▶ **Directions**: Go through the listing and write out all of it exactly.

▶ **Excerpted records**:
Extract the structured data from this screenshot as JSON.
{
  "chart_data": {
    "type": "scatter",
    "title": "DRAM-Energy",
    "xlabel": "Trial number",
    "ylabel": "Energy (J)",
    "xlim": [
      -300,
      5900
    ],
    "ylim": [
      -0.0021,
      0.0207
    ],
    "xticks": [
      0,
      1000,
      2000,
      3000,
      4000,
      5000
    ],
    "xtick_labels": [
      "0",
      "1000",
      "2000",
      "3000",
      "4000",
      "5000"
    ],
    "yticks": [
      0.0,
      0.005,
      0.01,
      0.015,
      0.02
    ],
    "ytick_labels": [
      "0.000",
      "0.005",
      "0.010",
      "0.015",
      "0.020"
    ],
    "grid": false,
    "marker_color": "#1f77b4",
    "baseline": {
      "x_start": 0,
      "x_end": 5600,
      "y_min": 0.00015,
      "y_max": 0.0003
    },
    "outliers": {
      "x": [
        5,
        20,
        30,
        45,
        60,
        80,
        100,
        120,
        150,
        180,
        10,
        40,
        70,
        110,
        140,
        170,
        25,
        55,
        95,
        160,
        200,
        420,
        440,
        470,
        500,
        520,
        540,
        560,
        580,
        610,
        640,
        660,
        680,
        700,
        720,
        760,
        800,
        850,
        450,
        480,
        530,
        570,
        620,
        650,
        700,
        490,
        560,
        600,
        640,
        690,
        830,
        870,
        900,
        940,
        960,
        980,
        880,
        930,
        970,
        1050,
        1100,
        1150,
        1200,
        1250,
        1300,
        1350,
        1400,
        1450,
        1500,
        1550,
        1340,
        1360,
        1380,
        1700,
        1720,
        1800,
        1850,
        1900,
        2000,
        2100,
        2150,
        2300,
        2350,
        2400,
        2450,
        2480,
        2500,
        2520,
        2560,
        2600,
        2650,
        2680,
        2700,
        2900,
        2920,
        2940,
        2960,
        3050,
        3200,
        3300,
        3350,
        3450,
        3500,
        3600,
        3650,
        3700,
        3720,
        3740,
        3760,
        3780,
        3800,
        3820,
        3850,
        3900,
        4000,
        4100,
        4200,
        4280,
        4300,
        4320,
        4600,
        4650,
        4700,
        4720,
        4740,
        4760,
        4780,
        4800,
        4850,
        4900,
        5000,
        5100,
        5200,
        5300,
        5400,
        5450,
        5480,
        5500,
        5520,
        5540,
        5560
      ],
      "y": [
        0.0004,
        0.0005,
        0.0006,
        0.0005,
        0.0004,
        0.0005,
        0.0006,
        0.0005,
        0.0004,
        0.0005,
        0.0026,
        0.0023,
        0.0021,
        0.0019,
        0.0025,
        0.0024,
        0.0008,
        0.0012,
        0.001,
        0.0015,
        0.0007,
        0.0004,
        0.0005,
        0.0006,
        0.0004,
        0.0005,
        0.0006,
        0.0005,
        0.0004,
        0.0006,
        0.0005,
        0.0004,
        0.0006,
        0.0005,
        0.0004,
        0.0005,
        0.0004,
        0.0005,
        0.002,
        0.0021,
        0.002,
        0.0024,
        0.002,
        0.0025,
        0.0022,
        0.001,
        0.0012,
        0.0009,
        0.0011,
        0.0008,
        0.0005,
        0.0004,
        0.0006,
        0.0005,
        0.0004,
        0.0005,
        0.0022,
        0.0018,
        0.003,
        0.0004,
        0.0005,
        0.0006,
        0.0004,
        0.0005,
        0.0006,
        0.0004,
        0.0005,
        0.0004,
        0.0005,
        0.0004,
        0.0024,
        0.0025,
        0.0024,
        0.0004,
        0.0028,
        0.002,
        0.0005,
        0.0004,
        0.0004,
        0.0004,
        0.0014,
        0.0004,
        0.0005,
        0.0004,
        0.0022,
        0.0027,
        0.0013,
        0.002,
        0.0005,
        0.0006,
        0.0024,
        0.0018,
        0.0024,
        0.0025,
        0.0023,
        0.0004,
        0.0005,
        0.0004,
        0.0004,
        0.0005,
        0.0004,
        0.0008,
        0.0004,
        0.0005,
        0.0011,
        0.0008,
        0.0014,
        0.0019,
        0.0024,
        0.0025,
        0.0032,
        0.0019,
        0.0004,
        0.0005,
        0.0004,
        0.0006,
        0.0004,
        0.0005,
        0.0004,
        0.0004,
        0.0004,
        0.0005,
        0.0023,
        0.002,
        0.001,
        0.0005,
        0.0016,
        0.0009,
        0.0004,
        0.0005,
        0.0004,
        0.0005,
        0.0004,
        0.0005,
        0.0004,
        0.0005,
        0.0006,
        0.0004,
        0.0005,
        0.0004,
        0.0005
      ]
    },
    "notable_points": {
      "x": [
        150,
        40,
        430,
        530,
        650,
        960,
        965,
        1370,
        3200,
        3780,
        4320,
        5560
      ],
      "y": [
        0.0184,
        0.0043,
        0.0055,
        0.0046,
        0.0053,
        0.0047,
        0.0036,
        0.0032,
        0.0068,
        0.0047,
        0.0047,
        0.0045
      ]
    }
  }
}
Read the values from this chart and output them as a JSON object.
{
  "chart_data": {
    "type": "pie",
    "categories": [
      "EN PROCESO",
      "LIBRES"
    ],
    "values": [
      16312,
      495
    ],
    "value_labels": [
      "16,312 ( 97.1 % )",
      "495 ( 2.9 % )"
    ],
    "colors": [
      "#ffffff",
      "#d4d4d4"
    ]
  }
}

▶ **Correct result**:
Extract the structured data from this screenshot as JSON.
{
  "chart_data": {
    "type": "scatter",
    "title": "DRAM-Energy",
    "xlabel": "Trial number",
    "ylabel": "Energy (J)",
    "xlim": [
      -300,
      5900
    ],
    "ylim": [
      -0.0021,
      0.0207
    ],
    "xticks": [
      0,
      1000,
      2000,
      3000,
      4000,
      5000
    ],
    "xtick_labels": [
      "0",
      "1000",
      "2000",
      "3000",
      "4000",
      "5000"
    ],
    "yticks": [
      0.0,
      0.005,
      0.01,
      0.015,
      0.02
    ],
    "ytick_labels": [
      "0.000",
      "0.005",
      "0.010",
      "0.015",
      "0.020"
    ],
    "grid": false,
    "marker_color": "#1f77b4",
    "baseline": {
      "x_start": 0,
      "x_end": 5600,
      "y_min": 0.00015,
      "y_max": 0.0003
    },
    "outliers": {
      "x": [
        5,
        20,
        30,
        45,
        60,
        80,
        100,
        120,
        150,
        180,
        10,
        40,
        70,
        110,
        140,
        170,
        25,
        55,
        95,
        160,
        200,
        420,
        440,
        470,
        500,
        520,
        540,
        560,
        580,
        610,
        640,
        660,
        680,
        700,
        720,
        760,
        800,
        850,
        450,
        480,
        530,
        570,
        620,
        650,
        700,
        490,
        560,
        600,
        640,
        690,
        830,
        870,
        900,
        940,
        960,
        980,
        880,
        930,
        970,
        1050,
        1100,
        1150,
        1200,
        1250,
        1300,
        1350,
        1400,
        1450,
        1500,
        1550,
        1340,
        1360,
        1380,
        1700,
        1720,
        1800,
        1850,
        1900,
        2000,
        2100,
        2150,
        2300,
        2350,
        2400,
        2450,
        2480,
        2500,
        2520,
        2560,
        2600,
        2650,
        2680,
        2700,
        2900,
        2920,
        2940,
        2960,
        3050,
        3200,
        3300,
        3350,
        3450,
        3500,
        3600,
        3650,
        3700,
        3720,
        3740,
        3760,
        3780,
        3800,
        3820,
        3850,
        3900,
        4000,
        4100,
        4200,
        4280,
        4300,
        4320,
        4600,
        4650,
        4700,
        4720,
        4740,
        4760,
        4780,
        4800,
        4850,
        4900,
        5000,
        5100,
        5200,
        5300,
        5400,
        5450,
        5480,
        5500,
        5520,
        5540,
        5560
      ],
      "y": [
        0.0004,
        0.0005,
        0.0006,
        0.0005,
        0.0004,
        0.0005,
        0.0006,
        0.0005,
        0.0004,
        0.0005,
        0.0026,
        0.0023,
        0.0021,
        0.0019,
        0.0025,
        0.0024,
        0.0008,
        0.0012,
        0.001,
        0.0015,
        0.0007,
        0.0004,
        0.0005,
        0.0006,
        0.0004,
        0.0005,
        0.0006,
        0.0005,
        0.0004,
        0.0006,
        0.0005,
        0.0004,
        0.0006,
        0.0005,
        0.0004,
        0.0005,
        0.0004,
        0.0005,
        0.002,
        0.0021,
        0.002,
        0.0024,
        0.002,
        0.0025,
        0.0022,
        0.001,
        0.0012,
        0.0009,
        0.0011,
        0.0008,
        0.0005,
        0.0004,
        0.0006,
        0.0005,
        0.0004,
        0.0005,
        0.0022,
        0.0018,
        0.003,
        0.0004,
        0.0005,
        0.0006,
        0.0004,
        0.0005,
        0.0006,
        0.0004,
        0.0005,
        0.0004,
        0.0005,
        0.0004,
        0.0024,
        0.0025,
        0.0024,
        0.0004,
        0.0028,
        0.002,
        0.0005,
        0.0004,
        0.0004,
        0.0004,
        0.0014,
        0.0004,
        0.0005,
        0.0004,
        0.0022,
        0.0027,
        0.0013,
        0.002,
        0.0005,
        0.0006,
        0.0024,
        0.0018,
        0.0024,
        0.0025,
        0.0023,
        0.0004,
        0.0005,
        0.0004,
        0.0004,
        0.0005,
        0.0004,
        0.0008,
        0.0004,
        0.0005,
        0.0011,
        0.0008,
        0.0014,
        0.0019,
        0.0024,
        0.0025,
        0.0032,
        0.0019,
        0.0004,
        0.0005,
        0.0004,
        0.0006,
        0.0004,
        0.0005,
        0.0004,
        0.0004,
        0.0004,
        0.0005,
        0.0023,
        0.002,
        0.001,
        0.0005,
        0.0016,
        0.0009,
        0.0004,
        0.0005,
        0.0004,
        0.0005,
        0.0004,
        0.0005,
        0.0004,
        0.0005,
        0.0006,
        0.0004,
        0.0005,
        0.0004,
        0.0005
      ]
    },
    "notable_points": {
      "x": [
        150,
        40,
        430,
        530,
        650,
        960,
        965,
        1370,
        3200,
        3780,
        4320,
        5560
      ],
      "y": [
        0.0184,
        0.0043,
        0.0055,
        0.0046,
        0.0053,
        0.0047,
        0.0036,
        0.0032,
        0.0068,
        0.0047,
        0.0047,
        0.0045
      ]
    }
  }
}
Read the values from this chart and output them as a JSON object.
{
  "chart_data": {
    "type": "pie",
    "categories": [
      "EN PROCESO",
      "LIBRES"
    ],
    "values": [
      16312,
      495
    ],
    "value_labels": [
      "16,312 ( 97.1 % )",
      "495 ( 2.9 % )"
    ],
    "colors": [
      "#ffffff",
      "#d4d4d4"
    ]
  }
}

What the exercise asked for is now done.